К сожалению, наши власти пользуются тем, что мировое сообщество не желает внимать старому призыву Андрея Сахарова, который говорил: «Моя страна нуждается в поддержке и в давлении». Вот если бы были такое давление и поддержка... Но только поддержка не политики Кремля, а поддержка неких демократических стремлений. Тогда, не знаю как насчет мирового терроризма, а вот терроризм северокавказский мог бы получить серьезный удар. Могла бы быть существенно поколеблена социальная база терроризма. Ведь в Чечне очень многие говорят: «Мы думали, что наше горе не будет забыто, что нас поддержат». Если бы эта надежда была поддержана после Беслана, я думаю, что это было бы сильным ударом по терроризму в регионе.

Данные разбора макета страницы »
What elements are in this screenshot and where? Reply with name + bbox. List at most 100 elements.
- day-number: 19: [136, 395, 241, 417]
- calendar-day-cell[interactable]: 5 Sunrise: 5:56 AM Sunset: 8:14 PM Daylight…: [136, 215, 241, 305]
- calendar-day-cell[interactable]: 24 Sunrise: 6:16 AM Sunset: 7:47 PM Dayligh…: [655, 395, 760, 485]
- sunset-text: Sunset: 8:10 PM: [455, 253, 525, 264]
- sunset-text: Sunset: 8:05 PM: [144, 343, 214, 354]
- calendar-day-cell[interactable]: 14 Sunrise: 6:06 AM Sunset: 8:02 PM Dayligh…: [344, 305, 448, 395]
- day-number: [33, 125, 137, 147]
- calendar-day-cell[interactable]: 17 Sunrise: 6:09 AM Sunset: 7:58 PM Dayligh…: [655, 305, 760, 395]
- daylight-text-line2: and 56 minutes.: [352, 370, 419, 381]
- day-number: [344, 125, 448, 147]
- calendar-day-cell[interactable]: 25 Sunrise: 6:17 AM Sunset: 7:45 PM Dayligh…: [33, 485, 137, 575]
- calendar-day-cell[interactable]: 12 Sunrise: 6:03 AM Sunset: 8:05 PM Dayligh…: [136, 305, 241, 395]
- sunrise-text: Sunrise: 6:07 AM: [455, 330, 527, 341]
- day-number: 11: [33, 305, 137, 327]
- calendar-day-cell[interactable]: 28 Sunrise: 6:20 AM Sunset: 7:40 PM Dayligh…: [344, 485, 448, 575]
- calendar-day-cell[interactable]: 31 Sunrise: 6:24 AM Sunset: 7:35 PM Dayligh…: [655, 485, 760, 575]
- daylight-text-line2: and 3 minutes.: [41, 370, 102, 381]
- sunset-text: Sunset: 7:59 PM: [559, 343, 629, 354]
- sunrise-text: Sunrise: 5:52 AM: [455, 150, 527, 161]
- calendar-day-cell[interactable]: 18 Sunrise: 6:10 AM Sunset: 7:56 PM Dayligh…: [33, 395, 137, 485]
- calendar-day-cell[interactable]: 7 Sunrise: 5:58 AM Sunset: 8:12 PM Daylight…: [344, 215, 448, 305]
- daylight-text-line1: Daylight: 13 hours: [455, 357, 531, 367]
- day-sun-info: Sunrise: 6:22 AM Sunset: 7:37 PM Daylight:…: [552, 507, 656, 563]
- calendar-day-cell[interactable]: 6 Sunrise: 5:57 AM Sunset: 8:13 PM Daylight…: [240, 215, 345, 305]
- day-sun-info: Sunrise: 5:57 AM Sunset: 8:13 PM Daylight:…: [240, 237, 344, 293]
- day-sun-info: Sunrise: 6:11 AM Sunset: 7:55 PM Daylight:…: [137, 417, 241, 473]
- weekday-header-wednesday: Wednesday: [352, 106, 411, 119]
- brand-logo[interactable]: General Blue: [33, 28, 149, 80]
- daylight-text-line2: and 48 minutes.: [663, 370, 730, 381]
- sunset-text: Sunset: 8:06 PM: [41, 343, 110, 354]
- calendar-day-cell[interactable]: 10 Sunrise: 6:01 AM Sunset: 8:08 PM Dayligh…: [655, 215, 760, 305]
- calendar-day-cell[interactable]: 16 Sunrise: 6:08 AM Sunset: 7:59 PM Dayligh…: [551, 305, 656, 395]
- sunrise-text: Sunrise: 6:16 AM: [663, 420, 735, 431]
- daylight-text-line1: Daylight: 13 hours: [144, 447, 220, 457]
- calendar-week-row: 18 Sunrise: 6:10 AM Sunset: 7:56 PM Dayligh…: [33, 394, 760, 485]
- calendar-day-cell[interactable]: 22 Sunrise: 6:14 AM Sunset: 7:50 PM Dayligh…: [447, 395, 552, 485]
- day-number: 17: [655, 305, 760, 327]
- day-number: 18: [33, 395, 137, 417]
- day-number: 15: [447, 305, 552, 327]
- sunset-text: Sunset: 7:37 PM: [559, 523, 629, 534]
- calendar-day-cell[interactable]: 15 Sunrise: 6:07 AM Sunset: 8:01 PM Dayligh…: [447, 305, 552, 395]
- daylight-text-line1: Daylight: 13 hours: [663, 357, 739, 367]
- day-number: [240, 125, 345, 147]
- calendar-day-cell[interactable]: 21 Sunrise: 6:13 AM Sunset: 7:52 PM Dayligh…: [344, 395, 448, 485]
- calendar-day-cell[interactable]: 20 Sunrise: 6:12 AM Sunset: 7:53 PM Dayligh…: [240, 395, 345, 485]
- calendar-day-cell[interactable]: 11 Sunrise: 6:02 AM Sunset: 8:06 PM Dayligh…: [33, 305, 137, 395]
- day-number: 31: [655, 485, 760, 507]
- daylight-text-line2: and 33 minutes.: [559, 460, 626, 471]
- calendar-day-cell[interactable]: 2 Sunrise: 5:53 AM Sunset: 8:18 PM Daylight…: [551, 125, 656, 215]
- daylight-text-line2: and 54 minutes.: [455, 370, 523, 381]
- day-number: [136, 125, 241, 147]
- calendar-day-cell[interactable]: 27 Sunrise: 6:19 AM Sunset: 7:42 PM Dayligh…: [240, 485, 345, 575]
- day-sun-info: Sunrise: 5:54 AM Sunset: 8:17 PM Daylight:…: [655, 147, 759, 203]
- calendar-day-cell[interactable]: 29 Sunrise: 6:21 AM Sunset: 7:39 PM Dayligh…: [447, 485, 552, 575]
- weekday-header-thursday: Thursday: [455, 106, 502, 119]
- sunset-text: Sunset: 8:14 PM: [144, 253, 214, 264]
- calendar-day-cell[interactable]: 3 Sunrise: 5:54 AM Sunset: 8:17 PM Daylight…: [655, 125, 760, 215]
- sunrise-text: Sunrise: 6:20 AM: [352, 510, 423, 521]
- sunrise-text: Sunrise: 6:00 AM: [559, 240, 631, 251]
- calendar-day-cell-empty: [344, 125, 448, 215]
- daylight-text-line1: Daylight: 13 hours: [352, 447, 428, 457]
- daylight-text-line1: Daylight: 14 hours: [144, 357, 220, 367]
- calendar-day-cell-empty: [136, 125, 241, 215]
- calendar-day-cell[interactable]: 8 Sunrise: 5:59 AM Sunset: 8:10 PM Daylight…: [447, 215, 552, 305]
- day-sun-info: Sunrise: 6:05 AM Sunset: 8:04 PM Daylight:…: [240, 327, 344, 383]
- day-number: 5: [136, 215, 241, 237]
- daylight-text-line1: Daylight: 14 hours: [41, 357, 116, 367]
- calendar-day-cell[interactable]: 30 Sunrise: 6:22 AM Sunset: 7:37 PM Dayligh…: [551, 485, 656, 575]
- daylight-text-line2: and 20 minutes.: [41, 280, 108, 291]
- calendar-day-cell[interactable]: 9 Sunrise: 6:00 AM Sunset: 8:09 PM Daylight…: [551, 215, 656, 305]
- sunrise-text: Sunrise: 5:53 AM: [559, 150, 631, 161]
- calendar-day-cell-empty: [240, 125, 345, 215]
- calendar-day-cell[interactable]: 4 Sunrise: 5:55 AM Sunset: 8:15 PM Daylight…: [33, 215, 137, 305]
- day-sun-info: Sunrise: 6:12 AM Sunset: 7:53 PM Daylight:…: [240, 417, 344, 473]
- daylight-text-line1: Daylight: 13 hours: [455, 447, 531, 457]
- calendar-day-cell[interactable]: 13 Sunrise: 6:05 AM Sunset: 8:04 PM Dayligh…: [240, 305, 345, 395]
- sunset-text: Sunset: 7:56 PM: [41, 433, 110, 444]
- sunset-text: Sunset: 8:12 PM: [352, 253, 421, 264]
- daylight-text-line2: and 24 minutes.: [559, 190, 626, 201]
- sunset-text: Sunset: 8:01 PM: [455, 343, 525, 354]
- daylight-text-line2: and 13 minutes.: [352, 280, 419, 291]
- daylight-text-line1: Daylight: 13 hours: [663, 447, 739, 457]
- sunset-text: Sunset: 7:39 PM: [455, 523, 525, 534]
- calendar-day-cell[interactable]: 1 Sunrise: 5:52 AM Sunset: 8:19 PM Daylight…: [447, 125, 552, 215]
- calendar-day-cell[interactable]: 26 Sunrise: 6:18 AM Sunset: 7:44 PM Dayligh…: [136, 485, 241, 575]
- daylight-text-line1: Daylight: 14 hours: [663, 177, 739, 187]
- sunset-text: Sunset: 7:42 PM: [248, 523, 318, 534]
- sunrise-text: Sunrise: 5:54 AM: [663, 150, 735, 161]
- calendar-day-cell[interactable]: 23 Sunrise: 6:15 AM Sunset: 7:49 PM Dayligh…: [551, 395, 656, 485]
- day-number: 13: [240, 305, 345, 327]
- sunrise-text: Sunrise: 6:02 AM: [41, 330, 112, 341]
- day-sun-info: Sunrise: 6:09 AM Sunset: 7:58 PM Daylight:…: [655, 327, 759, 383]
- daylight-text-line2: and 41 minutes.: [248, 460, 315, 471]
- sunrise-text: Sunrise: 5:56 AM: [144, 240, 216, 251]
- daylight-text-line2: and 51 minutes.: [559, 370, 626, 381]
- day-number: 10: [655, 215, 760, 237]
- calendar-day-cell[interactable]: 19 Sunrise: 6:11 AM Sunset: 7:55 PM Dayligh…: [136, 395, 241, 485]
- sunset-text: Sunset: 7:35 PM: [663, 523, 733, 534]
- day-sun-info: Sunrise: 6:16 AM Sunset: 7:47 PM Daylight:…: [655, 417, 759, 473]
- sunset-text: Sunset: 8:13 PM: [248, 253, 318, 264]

Набор заданий »
1 - Ответьте на вопросы по фрагменту текста:
(a) Чей призыв о поддержке и давлении упоминается?
(b) Что, согласно фрагменту, говорят многие в Чечне?
(c) После какого события поддержка этой надежды, по словам фрагмента, стала бы сильным ударом по терроризму в регионе?
2 - Перепишите без изменений часть фрагмента текста: начните с места, где стоят слова «К сожалению, наши», и остановитесь после слов «терроризму в регионе.».
Приведённые пункты здесь не понадобятся.

Ответы по номерам »
1 -
(a) Андрея Сахарова.
(b) «Мы думали, что наше горе не будет забыто, что нас поддержат».
(c) После Беслана.

2 -
К сожалению, наши власти пользуются тем, что мировое сообщество не желает внимать старому призыву Андрея Сахарова, который говорил: «Моя страна нуждается в поддержке и в давлении». Вот если бы были такое давление и поддержка... Но только поддержка не политики Кремля, а поддержка неких демократических стремлений. Тогда, не знаю как насчет мирового терроризма, а вот терроризм северокавказский мог бы получить серьезный удар. Могла бы быть существенно поколеблена социальная база терроризма. Ведь в Чечне очень многие говорят: «Мы думали, что наше горе не будет забыто, что нас поддержат». Если бы эта надежда была поддержана после Беслана, я думаю, что это было бы сильным ударом по терроризму в регионе.